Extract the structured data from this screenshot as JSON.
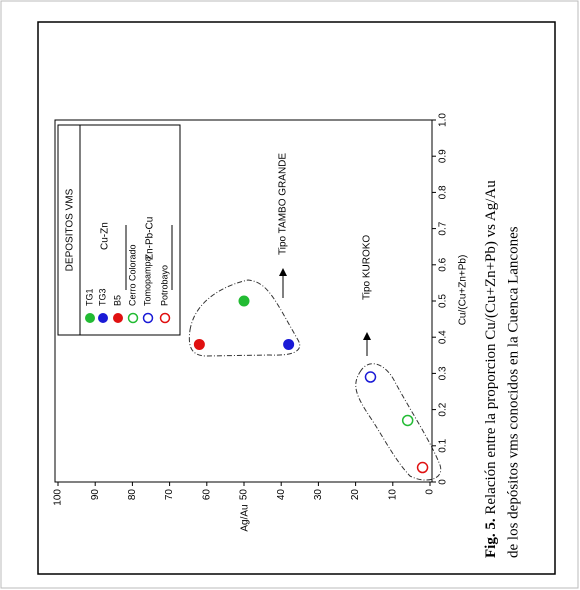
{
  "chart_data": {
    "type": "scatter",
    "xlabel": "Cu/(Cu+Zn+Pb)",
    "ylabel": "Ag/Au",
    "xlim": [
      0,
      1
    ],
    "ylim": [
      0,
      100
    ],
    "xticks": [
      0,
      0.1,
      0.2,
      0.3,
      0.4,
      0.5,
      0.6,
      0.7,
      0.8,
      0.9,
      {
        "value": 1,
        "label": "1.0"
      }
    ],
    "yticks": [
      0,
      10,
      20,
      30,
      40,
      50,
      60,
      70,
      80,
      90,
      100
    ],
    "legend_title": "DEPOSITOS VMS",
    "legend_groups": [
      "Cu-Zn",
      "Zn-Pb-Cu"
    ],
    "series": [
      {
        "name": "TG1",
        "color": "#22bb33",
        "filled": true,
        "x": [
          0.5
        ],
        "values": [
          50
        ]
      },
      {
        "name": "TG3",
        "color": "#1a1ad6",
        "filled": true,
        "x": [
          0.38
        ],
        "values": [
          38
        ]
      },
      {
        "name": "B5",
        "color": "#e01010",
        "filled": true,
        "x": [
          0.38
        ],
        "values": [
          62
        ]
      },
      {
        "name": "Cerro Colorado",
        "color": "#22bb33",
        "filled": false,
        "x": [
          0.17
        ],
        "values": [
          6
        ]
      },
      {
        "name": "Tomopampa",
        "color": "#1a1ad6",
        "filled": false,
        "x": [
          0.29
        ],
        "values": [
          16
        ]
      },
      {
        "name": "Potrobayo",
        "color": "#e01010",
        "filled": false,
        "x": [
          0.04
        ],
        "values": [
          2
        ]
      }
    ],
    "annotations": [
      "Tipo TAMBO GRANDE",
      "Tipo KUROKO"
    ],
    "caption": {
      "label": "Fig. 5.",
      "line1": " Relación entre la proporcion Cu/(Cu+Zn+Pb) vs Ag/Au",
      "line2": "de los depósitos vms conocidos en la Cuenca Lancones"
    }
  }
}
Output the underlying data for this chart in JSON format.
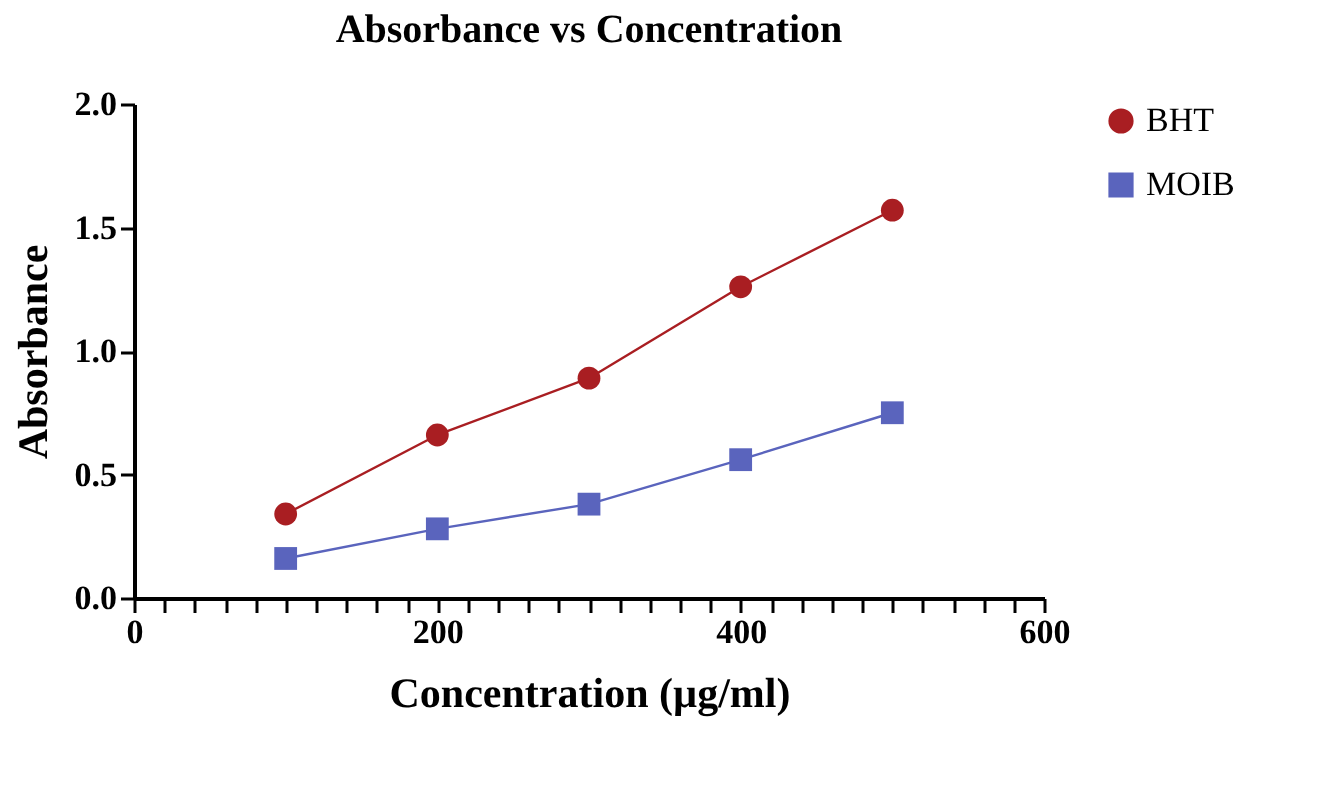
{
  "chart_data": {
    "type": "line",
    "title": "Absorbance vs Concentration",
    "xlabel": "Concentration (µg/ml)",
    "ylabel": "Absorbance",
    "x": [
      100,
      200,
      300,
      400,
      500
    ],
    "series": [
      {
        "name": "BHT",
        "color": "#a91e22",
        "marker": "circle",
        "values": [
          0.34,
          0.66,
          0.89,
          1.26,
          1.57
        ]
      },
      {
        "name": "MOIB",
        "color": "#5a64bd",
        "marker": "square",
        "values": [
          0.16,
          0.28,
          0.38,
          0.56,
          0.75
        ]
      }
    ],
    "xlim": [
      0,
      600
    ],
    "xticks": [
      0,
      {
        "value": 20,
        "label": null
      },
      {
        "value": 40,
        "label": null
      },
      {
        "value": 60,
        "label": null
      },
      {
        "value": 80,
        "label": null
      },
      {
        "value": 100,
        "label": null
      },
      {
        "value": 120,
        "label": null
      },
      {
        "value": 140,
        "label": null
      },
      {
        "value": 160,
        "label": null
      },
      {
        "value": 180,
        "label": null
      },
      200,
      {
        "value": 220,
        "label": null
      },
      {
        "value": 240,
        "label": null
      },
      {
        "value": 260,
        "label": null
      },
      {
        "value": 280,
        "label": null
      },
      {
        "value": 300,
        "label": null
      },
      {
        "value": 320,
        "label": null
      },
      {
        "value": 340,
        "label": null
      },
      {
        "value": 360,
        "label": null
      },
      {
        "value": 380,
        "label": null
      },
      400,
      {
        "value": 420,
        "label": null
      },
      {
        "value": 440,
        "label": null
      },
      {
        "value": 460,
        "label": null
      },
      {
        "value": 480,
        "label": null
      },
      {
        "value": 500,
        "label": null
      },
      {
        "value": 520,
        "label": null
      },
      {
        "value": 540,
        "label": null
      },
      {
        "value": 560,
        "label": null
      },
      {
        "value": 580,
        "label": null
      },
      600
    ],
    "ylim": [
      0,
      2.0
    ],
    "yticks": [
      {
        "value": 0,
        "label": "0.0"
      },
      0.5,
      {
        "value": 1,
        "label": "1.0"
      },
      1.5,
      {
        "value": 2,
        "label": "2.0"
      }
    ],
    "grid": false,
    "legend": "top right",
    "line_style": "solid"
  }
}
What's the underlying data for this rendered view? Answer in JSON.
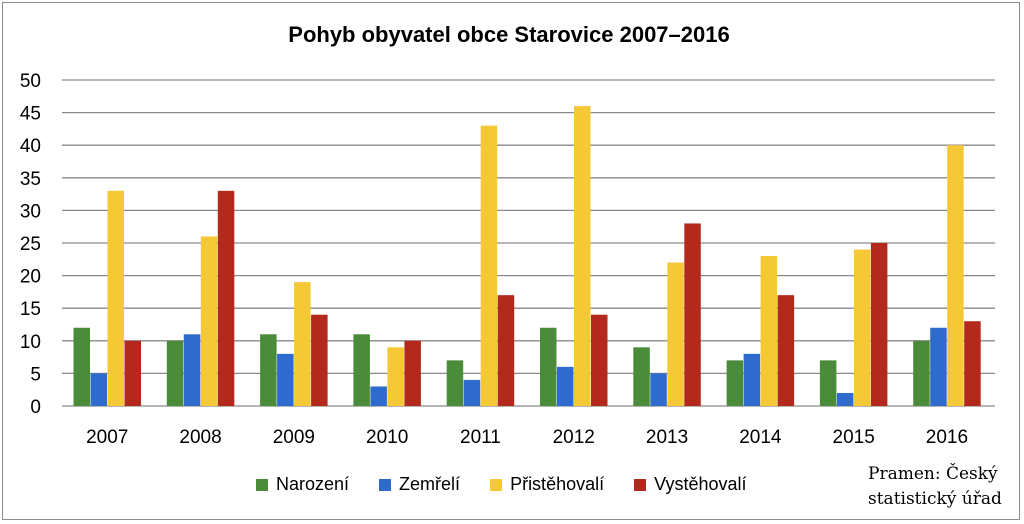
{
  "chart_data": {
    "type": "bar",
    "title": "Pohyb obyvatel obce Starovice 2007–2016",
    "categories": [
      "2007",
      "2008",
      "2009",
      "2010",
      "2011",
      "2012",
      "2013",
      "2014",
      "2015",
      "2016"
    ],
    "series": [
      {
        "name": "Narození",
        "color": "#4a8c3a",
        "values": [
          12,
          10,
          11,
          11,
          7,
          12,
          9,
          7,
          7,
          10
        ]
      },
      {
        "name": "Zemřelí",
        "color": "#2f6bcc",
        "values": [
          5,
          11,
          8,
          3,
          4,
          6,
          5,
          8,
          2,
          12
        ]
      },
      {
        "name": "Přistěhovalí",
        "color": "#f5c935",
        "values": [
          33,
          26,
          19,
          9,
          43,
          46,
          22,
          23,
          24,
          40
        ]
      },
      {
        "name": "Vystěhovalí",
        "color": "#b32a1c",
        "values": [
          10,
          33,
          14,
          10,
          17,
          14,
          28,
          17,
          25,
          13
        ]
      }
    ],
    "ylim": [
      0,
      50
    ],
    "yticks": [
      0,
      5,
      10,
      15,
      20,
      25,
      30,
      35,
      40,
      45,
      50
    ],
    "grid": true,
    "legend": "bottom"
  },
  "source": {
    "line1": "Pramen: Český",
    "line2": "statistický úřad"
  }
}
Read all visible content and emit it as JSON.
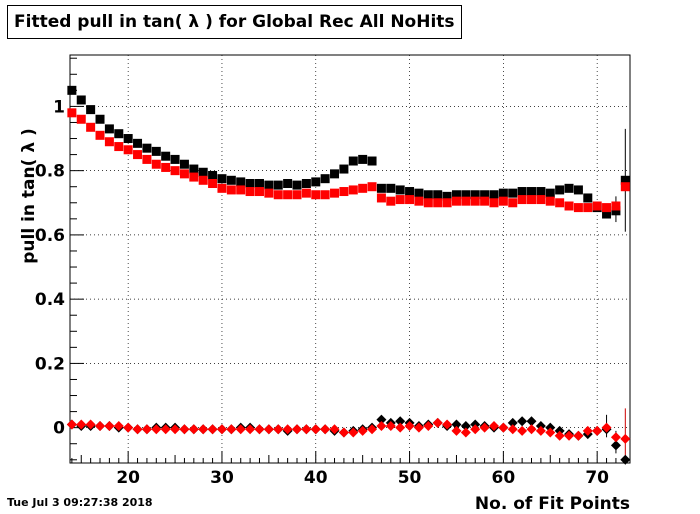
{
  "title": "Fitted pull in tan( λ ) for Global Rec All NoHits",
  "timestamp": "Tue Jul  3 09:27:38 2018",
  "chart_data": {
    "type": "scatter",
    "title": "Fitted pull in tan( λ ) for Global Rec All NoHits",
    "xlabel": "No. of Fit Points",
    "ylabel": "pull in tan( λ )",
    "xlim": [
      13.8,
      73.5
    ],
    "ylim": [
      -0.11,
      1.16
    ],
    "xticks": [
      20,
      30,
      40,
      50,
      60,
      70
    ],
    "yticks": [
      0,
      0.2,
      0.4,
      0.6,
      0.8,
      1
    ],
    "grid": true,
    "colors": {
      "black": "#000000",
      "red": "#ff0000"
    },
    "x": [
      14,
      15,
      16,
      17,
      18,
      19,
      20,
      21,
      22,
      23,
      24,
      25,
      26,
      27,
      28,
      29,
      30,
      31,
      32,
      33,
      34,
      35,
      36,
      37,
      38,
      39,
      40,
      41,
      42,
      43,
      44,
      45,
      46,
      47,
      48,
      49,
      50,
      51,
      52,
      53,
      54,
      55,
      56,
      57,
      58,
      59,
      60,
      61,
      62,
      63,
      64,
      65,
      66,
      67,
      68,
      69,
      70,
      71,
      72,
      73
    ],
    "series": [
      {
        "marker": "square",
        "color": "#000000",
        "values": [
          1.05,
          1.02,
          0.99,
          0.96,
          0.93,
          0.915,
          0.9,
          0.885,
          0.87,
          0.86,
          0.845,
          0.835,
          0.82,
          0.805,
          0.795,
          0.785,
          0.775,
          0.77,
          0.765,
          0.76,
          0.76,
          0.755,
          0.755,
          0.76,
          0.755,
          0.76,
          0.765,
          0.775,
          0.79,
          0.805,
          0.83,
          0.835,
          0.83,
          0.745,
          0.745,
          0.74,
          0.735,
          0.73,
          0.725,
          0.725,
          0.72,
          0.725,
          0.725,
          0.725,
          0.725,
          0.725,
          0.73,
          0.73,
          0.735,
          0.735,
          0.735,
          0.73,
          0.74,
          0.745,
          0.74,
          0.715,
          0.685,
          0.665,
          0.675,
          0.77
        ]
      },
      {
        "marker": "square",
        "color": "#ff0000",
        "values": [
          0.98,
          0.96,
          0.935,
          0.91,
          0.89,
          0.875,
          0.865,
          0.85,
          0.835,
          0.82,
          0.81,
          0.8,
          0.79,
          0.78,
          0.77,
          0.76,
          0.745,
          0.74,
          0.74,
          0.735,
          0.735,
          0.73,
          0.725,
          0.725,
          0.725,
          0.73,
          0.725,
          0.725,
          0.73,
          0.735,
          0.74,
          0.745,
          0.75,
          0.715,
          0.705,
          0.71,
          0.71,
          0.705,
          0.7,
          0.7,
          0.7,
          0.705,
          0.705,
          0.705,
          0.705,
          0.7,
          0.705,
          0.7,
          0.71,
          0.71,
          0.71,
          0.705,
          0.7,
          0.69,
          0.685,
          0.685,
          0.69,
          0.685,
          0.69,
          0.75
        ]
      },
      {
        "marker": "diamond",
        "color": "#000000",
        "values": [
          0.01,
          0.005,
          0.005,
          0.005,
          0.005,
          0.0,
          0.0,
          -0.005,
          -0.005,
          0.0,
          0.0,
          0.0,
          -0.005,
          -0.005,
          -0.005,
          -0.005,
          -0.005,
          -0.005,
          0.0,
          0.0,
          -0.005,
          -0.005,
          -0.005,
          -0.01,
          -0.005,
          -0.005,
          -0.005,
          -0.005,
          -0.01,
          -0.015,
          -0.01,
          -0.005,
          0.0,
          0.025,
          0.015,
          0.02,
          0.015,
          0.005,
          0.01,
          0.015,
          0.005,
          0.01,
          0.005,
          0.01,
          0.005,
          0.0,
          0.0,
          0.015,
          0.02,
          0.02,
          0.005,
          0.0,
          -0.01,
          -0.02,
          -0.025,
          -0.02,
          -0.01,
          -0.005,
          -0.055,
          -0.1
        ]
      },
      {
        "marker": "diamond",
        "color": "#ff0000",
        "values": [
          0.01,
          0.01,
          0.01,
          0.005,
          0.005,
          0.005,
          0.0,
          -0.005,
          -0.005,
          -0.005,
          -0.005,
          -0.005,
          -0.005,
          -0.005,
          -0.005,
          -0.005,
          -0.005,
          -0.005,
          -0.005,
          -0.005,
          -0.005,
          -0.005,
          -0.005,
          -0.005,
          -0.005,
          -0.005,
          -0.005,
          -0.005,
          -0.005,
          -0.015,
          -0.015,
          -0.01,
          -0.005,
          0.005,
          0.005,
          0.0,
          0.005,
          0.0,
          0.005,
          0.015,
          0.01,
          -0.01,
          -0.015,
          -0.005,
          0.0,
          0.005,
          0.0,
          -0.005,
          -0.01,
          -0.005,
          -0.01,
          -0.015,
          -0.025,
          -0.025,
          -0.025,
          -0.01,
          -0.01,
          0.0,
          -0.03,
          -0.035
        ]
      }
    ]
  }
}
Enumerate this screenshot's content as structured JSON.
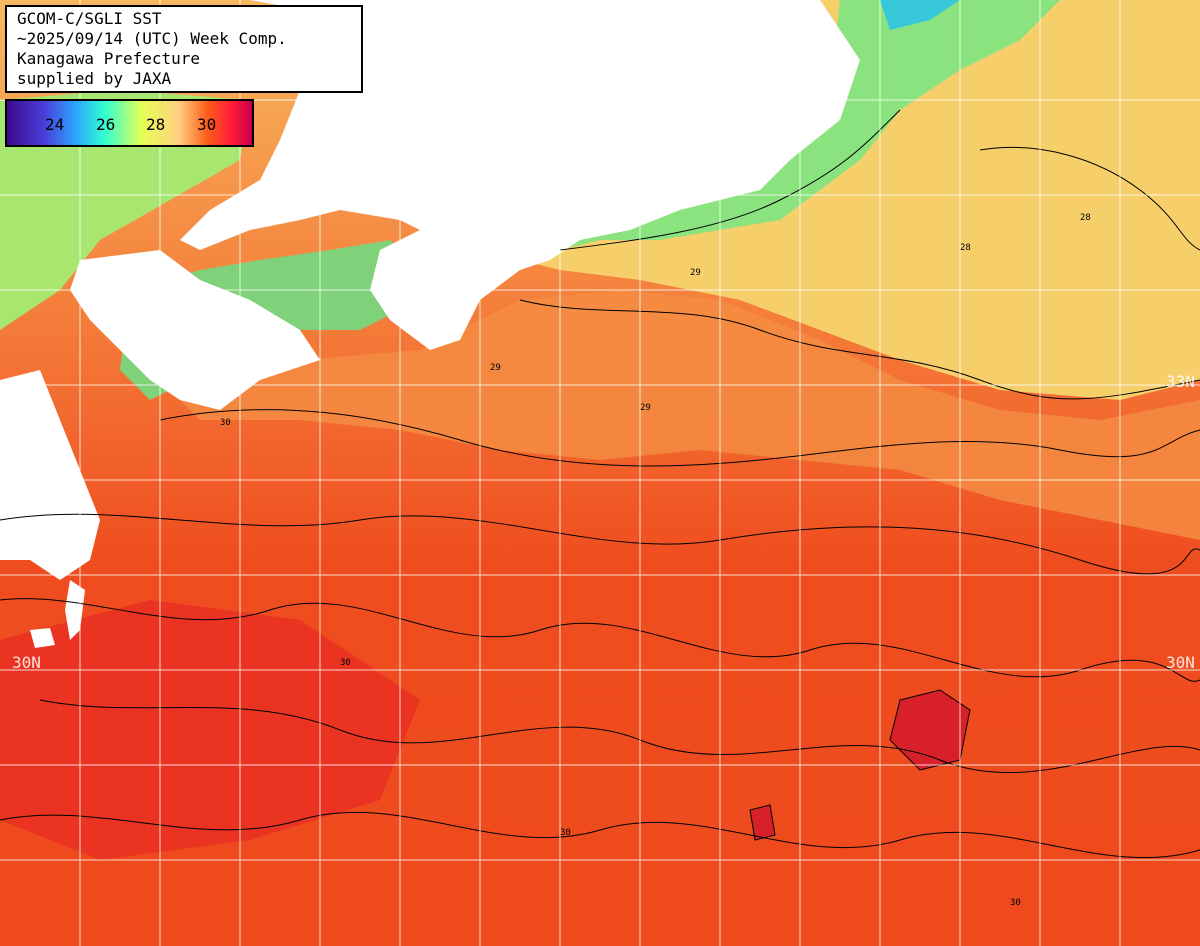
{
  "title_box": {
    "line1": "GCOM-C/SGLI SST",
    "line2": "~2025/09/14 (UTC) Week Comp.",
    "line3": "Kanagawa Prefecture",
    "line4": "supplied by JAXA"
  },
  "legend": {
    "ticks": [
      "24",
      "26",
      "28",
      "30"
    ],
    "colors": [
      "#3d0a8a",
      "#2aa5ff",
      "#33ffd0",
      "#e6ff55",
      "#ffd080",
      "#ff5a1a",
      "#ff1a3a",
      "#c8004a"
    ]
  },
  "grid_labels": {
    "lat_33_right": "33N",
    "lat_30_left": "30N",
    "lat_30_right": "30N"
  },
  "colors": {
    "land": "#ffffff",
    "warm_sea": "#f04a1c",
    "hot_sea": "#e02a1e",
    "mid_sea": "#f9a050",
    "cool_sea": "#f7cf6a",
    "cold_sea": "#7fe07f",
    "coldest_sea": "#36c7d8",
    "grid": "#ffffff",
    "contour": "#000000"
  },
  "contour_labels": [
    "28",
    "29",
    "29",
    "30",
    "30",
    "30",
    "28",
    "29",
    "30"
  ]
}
****************************************
→ Written request: Take every line from the data above that holds "underlying" and copy it out.

→ Result:
Output the underlying data for this chart in JSON format.
What's the underlying data for this rendered view? Answer in JSON.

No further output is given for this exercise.